:: Written task ::
Select the lines that hold the word "elit" and copy each one.

:: Dataset records ::
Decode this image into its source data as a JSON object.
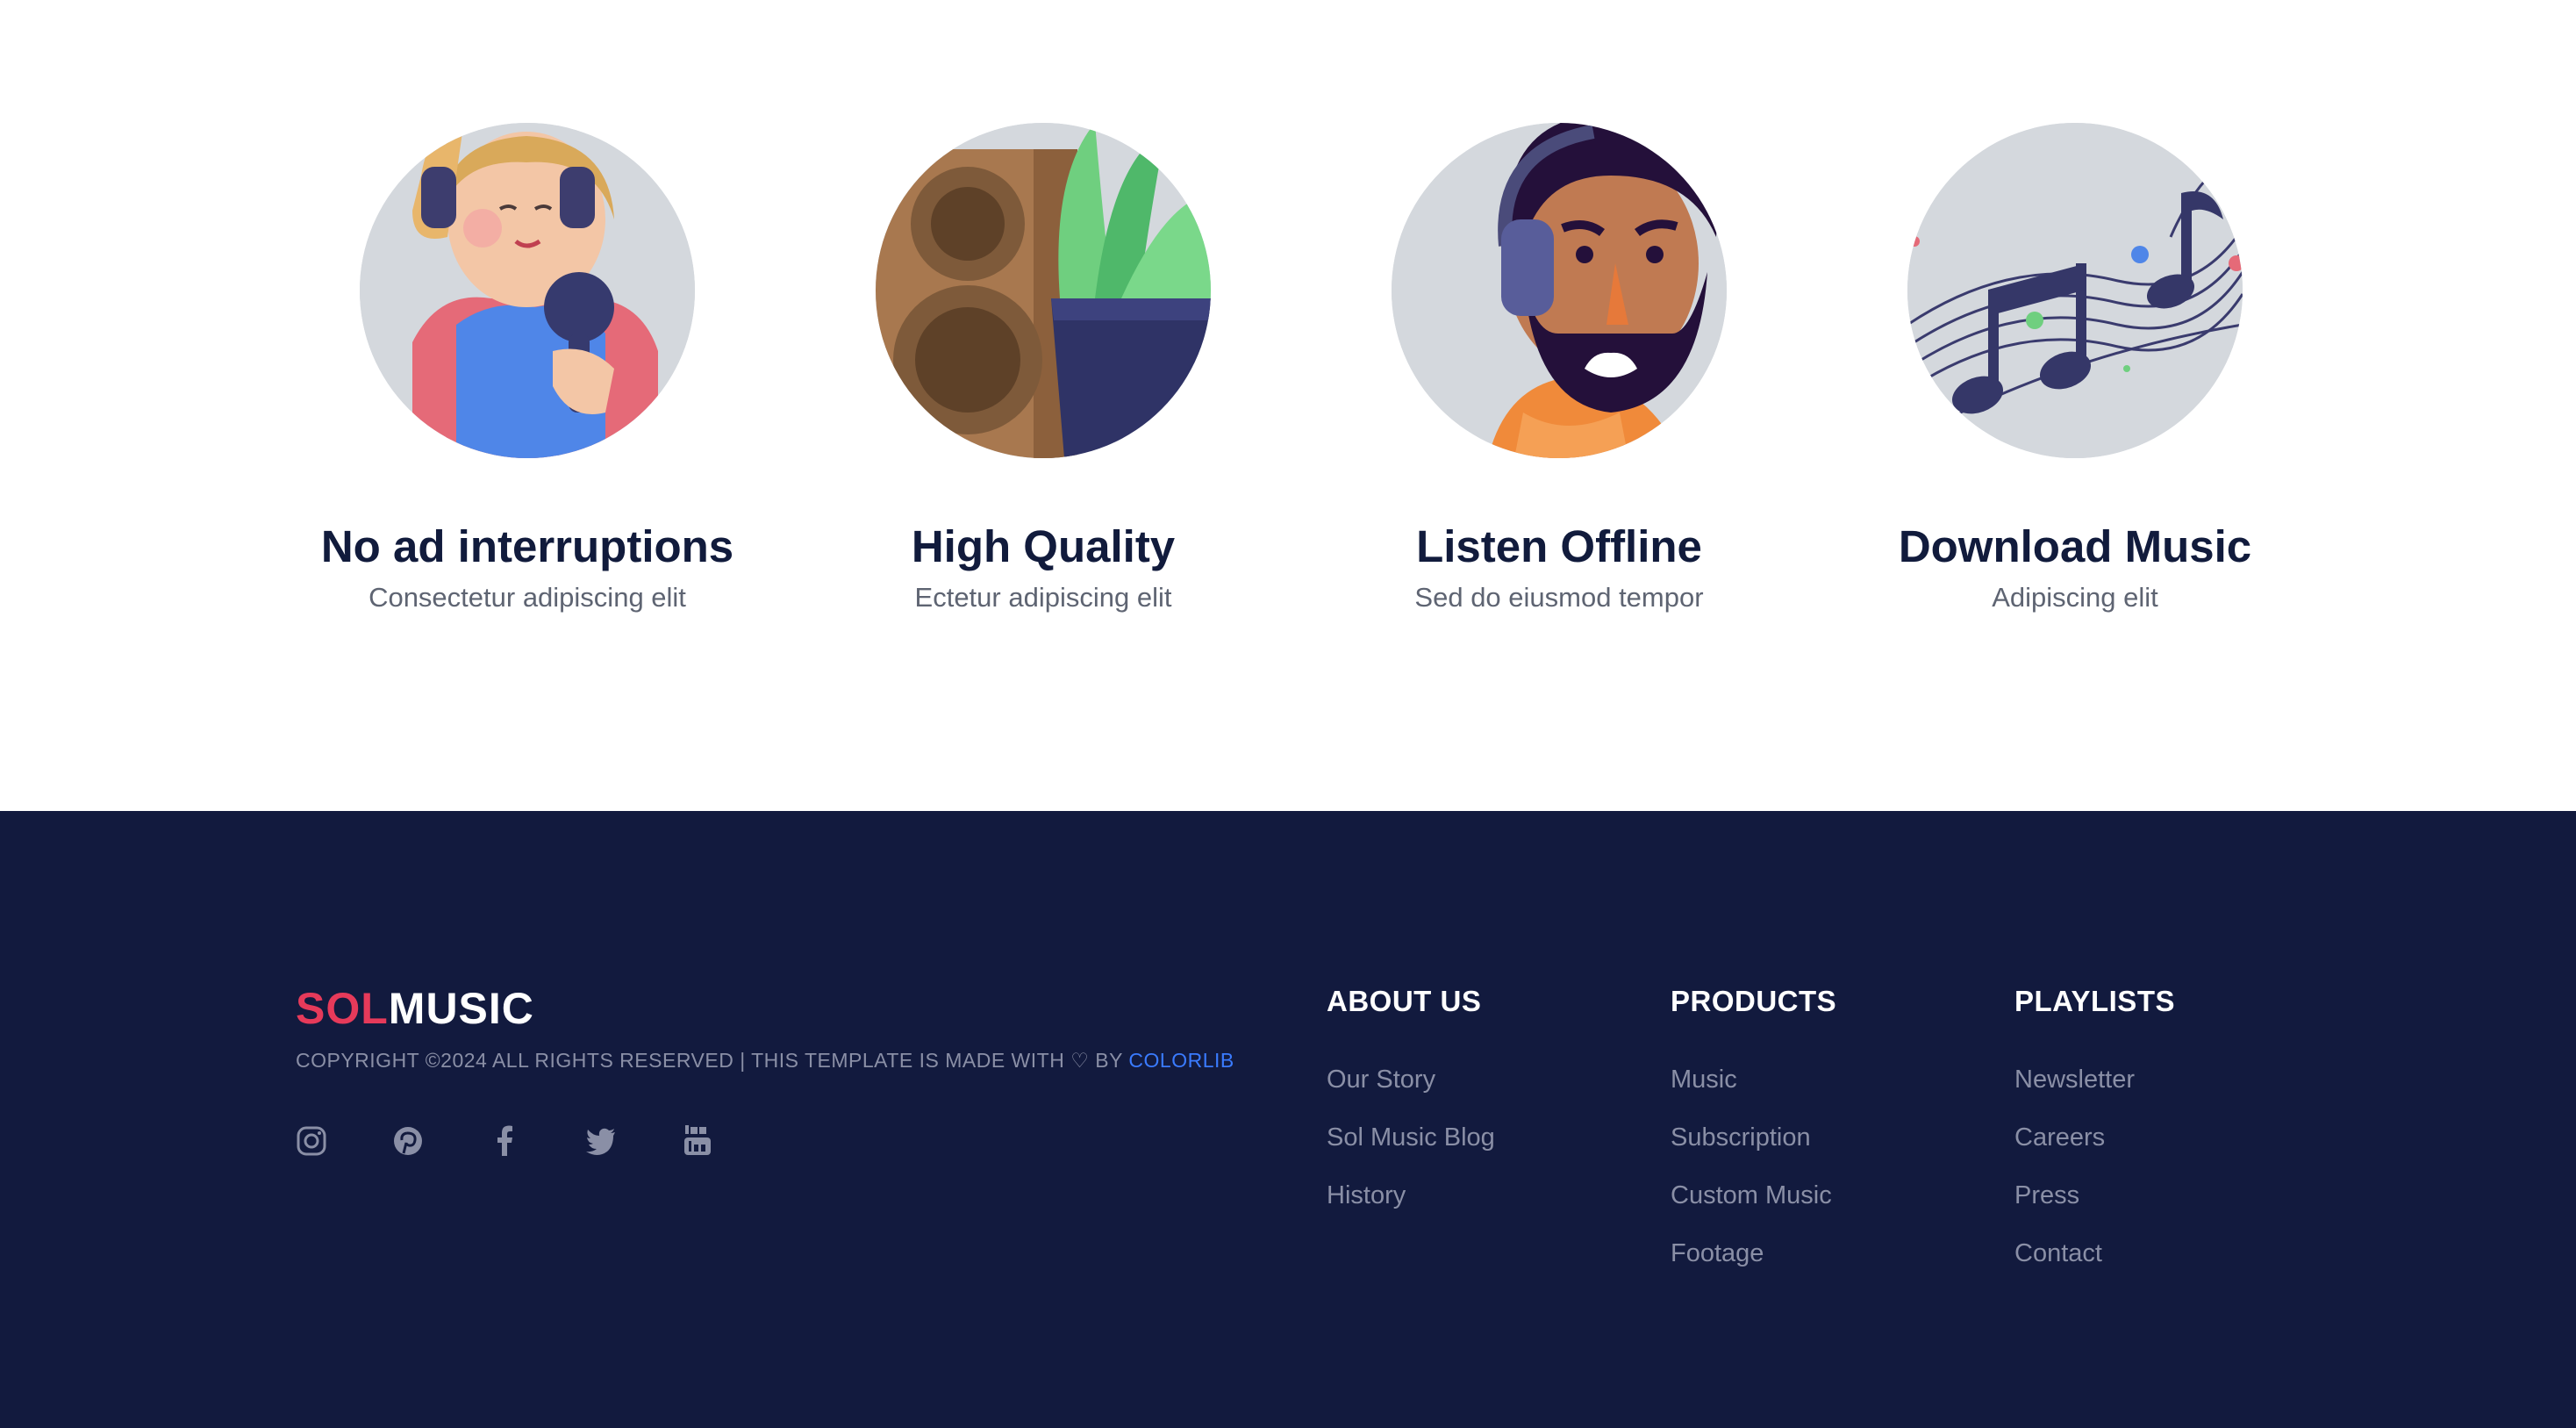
{
  "features": [
    {
      "title": "No ad interruptions",
      "subtitle": "Consectetur adipiscing elit",
      "icon": "singer-illustration"
    },
    {
      "title": "High Quality",
      "subtitle": "Ectetur adipiscing elit",
      "icon": "speaker-plant-illustration"
    },
    {
      "title": "Listen Offline",
      "subtitle": "Sed do eiusmod tempor",
      "icon": "headphones-man-illustration"
    },
    {
      "title": "Download Music",
      "subtitle": "Adipiscing elit",
      "icon": "music-notes-illustration"
    }
  ],
  "footer": {
    "logo": {
      "part1": "SOL",
      "part2": "MUSIC"
    },
    "copyright": {
      "text": "COPYRIGHT ©2024 ALL RIGHTS RESERVED | THIS TEMPLATE IS MADE WITH",
      "heart": "♡",
      "by": "BY",
      "link": "COLORLIB"
    },
    "social": [
      "instagram-icon",
      "pinterest-icon",
      "facebook-icon",
      "twitter-icon",
      "youtube-icon"
    ],
    "columns": [
      {
        "title": "ABOUT US",
        "links": [
          "Our Story",
          "Sol Music Blog",
          "History"
        ]
      },
      {
        "title": "PRODUCTS",
        "links": [
          "Music",
          "Subscription",
          "Custom Music",
          "Footage"
        ]
      },
      {
        "title": "PLAYLISTS",
        "links": [
          "Newsletter",
          "Careers",
          "Press",
          "Contact"
        ]
      }
    ]
  },
  "colors": {
    "footer_bg": "#121a3e",
    "accent_red": "#e63a5a",
    "link_blue": "#3a7bff",
    "heading_dark": "#111b3c",
    "muted_text": "#8a8fa6"
  }
}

:: The output ::
      "subtitle": "Consectetur adipiscing elit",
      "subtitle": "Ectetur adipiscing elit",
      "subtitle": "Adipiscing elit",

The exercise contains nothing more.